Set each entry down verbatim, omitting images.

» Input
━━━━

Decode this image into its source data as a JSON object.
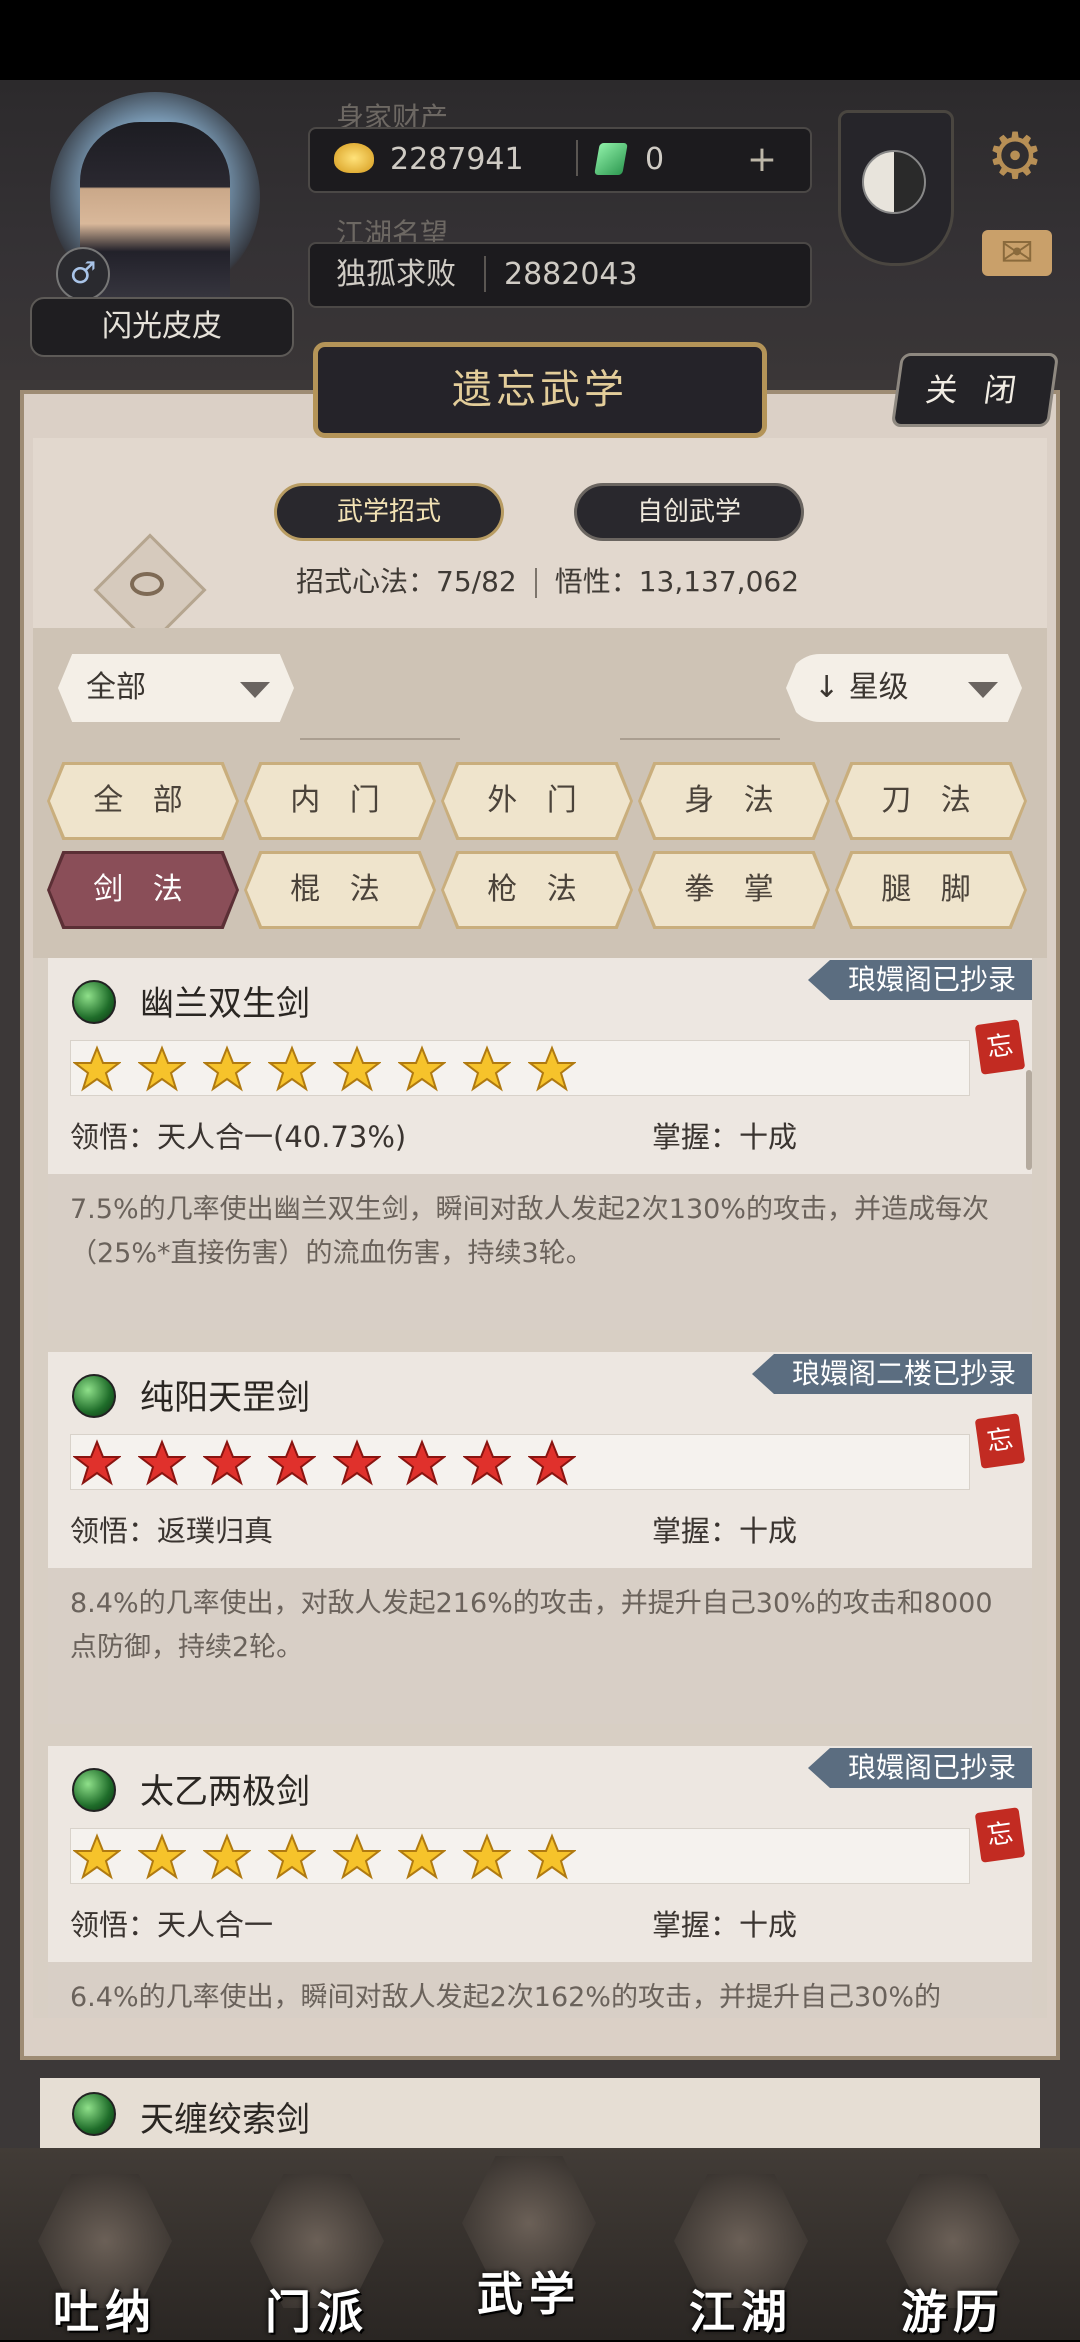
{
  "header": {
    "player_name": "闪光皮皮",
    "gender_symbol": "♂",
    "wealth_label": "身家财产",
    "gold": "2287941",
    "gems": "0",
    "plus": "+",
    "reputation_label": "江湖名望",
    "reputation_title": "独孤求败",
    "reputation_value": "2882043"
  },
  "dialog": {
    "title": "遗忘武学",
    "close_label": "关 闭",
    "tabs": {
      "moves": "武学招式",
      "custom": "自创武学"
    },
    "stats": {
      "moves_text": "招式心法：75/82",
      "insight_text": "悟性：13,137,062"
    },
    "filter": {
      "category": "全部",
      "sort": "星级",
      "sort_icon": "↓"
    },
    "categories": [
      "全 部",
      "内 门",
      "外 门",
      "身 法",
      "刀 法",
      "剑 法",
      "棍 法",
      "枪 法",
      "拳 掌",
      "腿 脚"
    ],
    "active_category_index": 5,
    "skills": [
      {
        "name": "幽兰双生剑",
        "ribbon": "琅嬛阁已抄录",
        "stars": 8,
        "star_color": "gold",
        "comprehension": "领悟：天人合一(40.73%)",
        "mastery": "掌握：十成",
        "description": "7.5%的几率使出幽兰双生剑，瞬间对敌人发起2次130%的攻击，并造成每次（25%*直接伤害）的流血伤害，持续3轮。",
        "forget_tag": "忘"
      },
      {
        "name": "纯阳天罡剑",
        "ribbon": "琅嬛阁二楼已抄录",
        "stars": 8,
        "star_color": "red",
        "comprehension": "领悟：返璞归真",
        "mastery": "掌握：十成",
        "description": "8.4%的几率使出，对敌人发起216%的攻击，并提升自己30%的攻击和8000点防御，持续2轮。",
        "forget_tag": "忘"
      },
      {
        "name": "太乙两极剑",
        "ribbon": "琅嬛阁已抄录",
        "stars": 8,
        "star_color": "gold",
        "comprehension": "领悟：天人合一",
        "mastery": "掌握：十成",
        "description": "6.4%的几率使出，瞬间对敌人发起2次162%的攻击，并提升自己30%的",
        "forget_tag": "忘"
      }
    ],
    "peek_skill": "天缠绞索剑"
  },
  "bottom_nav": [
    "吐纳",
    "门派",
    "武学",
    "江湖",
    "游历"
  ],
  "colors": {
    "accent_gold": "#e3cd9a",
    "active_tab": "#8a4e58",
    "ribbon": "#5b6d80",
    "gold_star": "#f6c32b",
    "red_star": "#e0312c"
  }
}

━━━━

» Completed exercise
Decode this image into its source data as a JSON object.
{
  "header": {
    "player_name": "闪光皮皮",
    "gender_symbol": "♂",
    "wealth_label": "身家财产",
    "gold": "2287941",
    "gems": "0",
    "plus": "+",
    "reputation_label": "江湖名望",
    "reputation_title": "独孤求败",
    "reputation_value": "2882043"
  },
  "dialog": {
    "title": "遗忘武学",
    "close_label": "关 闭",
    "tabs": {
      "moves": "武学招式",
      "custom": "自创武学"
    },
    "stats": {
      "moves_text": "招式心法：75/82",
      "insight_text": "悟性：13,137,062"
    },
    "filter": {
      "category": "全部",
      "sort": "星级",
      "sort_icon": "↓"
    },
    "categories": [
      "全 部",
      "内 门",
      "外 门",
      "身 法",
      "刀 法",
      "剑 法",
      "棍 法",
      "枪 法",
      "拳 掌",
      "腿 脚"
    ],
    "active_category_index": 5,
    "skills": [
      {
        "name": "幽兰双生剑",
        "ribbon": "琅嬛阁已抄录",
        "stars": 8,
        "star_color": "gold",
        "comprehension": "领悟：天人合一(40.73%)",
        "mastery": "掌握：十成",
        "description": "7.5%的几率使出幽兰双生剑，瞬间对敌人发起2次130%的攻击，并造成每次（25%*直接伤害）的流血伤害，持续3轮。",
        "forget_tag": "忘"
      },
      {
        "name": "纯阳天罡剑",
        "ribbon": "琅嬛阁二楼已抄录",
        "stars": 8,
        "star_color": "red",
        "comprehension": "领悟：返璞归真",
        "mastery": "掌握：十成",
        "description": "8.4%的几率使出，对敌人发起216%的攻击，并提升自己30%的攻击和8000点防御，持续2轮。",
        "forget_tag": "忘"
      },
      {
        "name": "太乙两极剑",
        "ribbon": "琅嬛阁已抄录",
        "stars": 8,
        "star_color": "gold",
        "comprehension": "领悟：天人合一",
        "mastery": "掌握：十成",
        "description": "6.4%的几率使出，瞬间对敌人发起2次162%的攻击，并提升自己30%的",
        "forget_tag": "忘"
      }
    ],
    "peek_skill": "天缠绞索剑"
  },
  "bottom_nav": [
    "吐纳",
    "门派",
    "武学",
    "江湖",
    "游历"
  ],
  "colors": {
    "accent_gold": "#e3cd9a",
    "active_tab": "#8a4e58",
    "ribbon": "#5b6d80",
    "gold_star": "#f6c32b",
    "red_star": "#e0312c"
  }
}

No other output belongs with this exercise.